**What the exercise asks**
Look through the material below. Copy each line that contains the string "title".

**Figure record listings**
= = = = = = =

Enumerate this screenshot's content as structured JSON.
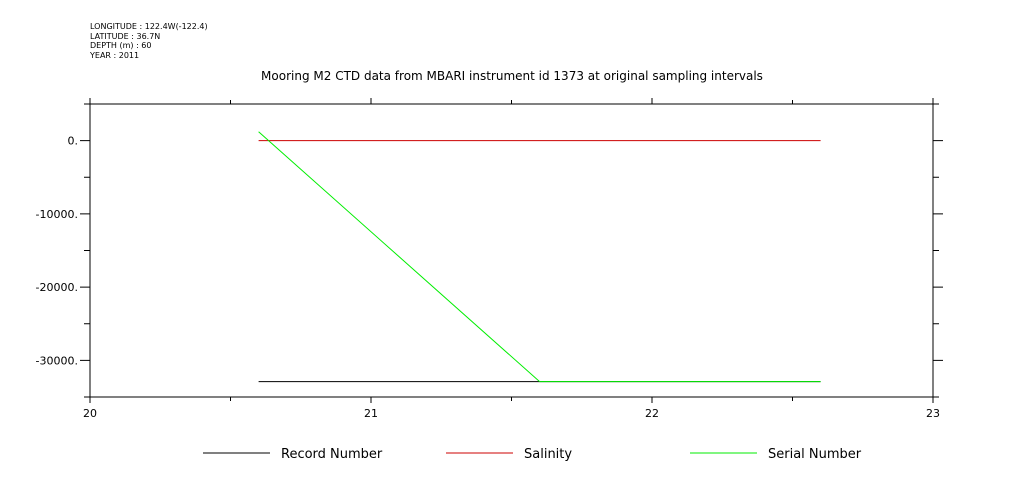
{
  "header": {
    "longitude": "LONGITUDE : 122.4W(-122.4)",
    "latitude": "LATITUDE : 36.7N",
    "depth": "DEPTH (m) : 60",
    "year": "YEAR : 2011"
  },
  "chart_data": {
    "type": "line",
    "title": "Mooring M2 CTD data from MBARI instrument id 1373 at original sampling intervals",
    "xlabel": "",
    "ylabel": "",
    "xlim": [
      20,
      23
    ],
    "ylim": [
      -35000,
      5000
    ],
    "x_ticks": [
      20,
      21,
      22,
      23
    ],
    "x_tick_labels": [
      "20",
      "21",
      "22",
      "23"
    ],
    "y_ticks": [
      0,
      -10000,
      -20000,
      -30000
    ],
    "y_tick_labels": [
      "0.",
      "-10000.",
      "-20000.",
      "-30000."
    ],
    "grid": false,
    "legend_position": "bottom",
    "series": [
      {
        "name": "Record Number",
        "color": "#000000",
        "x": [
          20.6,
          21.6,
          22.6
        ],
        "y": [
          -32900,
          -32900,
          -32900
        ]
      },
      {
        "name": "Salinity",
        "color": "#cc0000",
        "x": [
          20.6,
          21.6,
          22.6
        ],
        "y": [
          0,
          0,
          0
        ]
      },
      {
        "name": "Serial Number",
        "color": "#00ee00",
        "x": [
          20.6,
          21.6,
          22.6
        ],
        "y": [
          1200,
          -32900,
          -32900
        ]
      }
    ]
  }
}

= = = = = = =

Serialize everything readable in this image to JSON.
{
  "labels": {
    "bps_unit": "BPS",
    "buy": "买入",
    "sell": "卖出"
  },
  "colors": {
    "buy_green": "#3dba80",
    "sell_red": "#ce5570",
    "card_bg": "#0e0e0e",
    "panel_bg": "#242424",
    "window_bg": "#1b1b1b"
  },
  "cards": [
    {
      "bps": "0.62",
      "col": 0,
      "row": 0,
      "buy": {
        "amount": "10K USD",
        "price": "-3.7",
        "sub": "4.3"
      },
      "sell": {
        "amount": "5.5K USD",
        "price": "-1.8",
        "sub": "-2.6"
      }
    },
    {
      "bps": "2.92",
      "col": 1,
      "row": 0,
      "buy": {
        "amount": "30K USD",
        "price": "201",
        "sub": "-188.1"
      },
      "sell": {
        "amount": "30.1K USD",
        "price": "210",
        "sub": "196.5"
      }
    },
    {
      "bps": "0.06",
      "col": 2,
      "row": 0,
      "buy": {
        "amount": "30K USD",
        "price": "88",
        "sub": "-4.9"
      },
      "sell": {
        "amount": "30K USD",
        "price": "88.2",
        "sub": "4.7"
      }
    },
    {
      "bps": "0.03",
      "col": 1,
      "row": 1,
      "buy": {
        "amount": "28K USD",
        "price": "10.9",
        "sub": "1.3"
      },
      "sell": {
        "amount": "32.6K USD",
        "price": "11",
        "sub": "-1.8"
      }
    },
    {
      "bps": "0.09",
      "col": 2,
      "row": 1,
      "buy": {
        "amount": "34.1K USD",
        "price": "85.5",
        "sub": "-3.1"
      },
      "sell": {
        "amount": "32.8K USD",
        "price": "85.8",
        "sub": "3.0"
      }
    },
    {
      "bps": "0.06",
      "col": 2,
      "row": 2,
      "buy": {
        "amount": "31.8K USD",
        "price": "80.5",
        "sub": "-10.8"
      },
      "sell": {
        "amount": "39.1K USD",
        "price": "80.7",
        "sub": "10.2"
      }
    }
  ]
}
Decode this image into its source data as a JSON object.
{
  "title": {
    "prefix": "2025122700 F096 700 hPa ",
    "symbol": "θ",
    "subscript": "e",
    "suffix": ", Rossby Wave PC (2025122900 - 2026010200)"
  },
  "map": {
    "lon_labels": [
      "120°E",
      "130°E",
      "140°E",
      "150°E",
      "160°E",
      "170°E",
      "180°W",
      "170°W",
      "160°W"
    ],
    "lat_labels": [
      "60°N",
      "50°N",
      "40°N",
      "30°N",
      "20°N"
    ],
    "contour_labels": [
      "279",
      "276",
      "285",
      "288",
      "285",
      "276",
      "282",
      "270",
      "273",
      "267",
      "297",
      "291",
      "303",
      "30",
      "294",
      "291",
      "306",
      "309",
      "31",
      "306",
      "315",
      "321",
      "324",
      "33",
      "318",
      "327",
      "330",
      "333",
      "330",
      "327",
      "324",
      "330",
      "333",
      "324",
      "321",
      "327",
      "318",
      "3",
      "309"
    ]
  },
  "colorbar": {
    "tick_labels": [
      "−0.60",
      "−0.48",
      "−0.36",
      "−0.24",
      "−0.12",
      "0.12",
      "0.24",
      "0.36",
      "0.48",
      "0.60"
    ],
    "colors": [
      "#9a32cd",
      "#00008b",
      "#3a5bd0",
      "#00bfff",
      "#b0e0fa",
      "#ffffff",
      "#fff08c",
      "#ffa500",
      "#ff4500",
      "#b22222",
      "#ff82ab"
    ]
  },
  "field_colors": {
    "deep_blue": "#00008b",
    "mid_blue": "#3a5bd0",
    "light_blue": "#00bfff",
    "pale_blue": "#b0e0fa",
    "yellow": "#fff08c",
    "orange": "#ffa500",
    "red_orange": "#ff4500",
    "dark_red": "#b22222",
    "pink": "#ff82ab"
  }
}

= = = = = = =

**Solution for this exercise**
    "title": "Mooring M2 CTD data from MBARI instrument id 1373 at original sampling intervals",
  "title": {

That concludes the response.